Collection entries

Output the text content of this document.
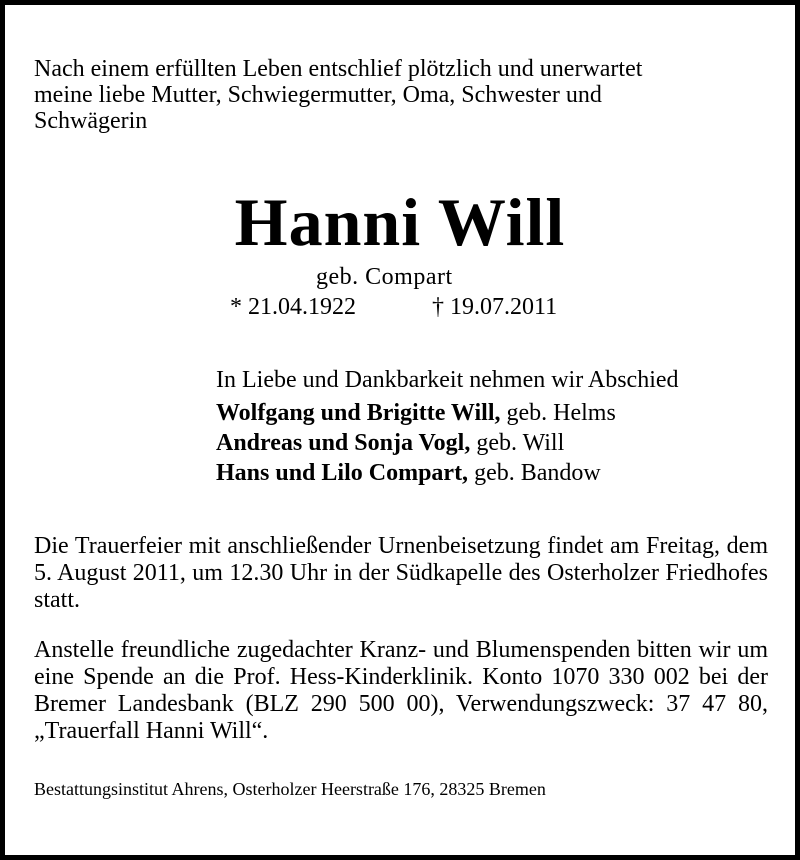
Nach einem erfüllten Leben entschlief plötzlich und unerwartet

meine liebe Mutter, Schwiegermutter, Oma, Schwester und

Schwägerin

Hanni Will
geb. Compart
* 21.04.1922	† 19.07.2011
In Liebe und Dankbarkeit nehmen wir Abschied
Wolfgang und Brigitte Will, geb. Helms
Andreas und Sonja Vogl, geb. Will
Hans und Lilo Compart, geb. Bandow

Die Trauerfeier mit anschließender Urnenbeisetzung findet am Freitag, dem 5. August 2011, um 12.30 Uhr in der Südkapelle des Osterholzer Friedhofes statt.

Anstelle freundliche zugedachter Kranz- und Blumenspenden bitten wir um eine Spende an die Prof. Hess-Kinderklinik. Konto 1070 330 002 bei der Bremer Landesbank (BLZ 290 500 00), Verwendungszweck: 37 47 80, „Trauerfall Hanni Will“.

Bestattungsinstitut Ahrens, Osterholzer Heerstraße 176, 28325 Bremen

**SHORT PROBLEM**
Repeat the full listing above exactly, with no pictures in the copy.

**OUTPUT OF THE TASK**
Output the text content of this document.
Nach einem erfüllten Leben entschlief plötzlich und unerwartet

meine liebe Mutter, Schwiegermutter, Oma, Schwester und

Schwägerin

Hanni Will
geb. Compart
* 21.04.1922	† 19.07.2011
In Liebe und Dankbarkeit nehmen wir Abschied
Wolfgang und Brigitte Will, geb. Helms
Andreas und Sonja Vogl, geb. Will
Hans und Lilo Compart, geb. Bandow

Die Trauerfeier mit anschließender Urnenbeisetzung findet am Freitag, dem 5. August 2011, um 12.30 Uhr in der Südkapelle des Osterholzer Friedhofes statt.

Anstelle freundliche zugedachter Kranz- und Blumenspenden bitten wir um eine Spende an die Prof. Hess-Kinderklinik. Konto 1070 330 002 bei der Bremer Landesbank (BLZ 290 500 00), Verwendungszweck: 37 47 80, „Trauerfall Hanni Will“.

Bestattungsinstitut Ahrens, Osterholzer Heerstraße 176, 28325 Bremen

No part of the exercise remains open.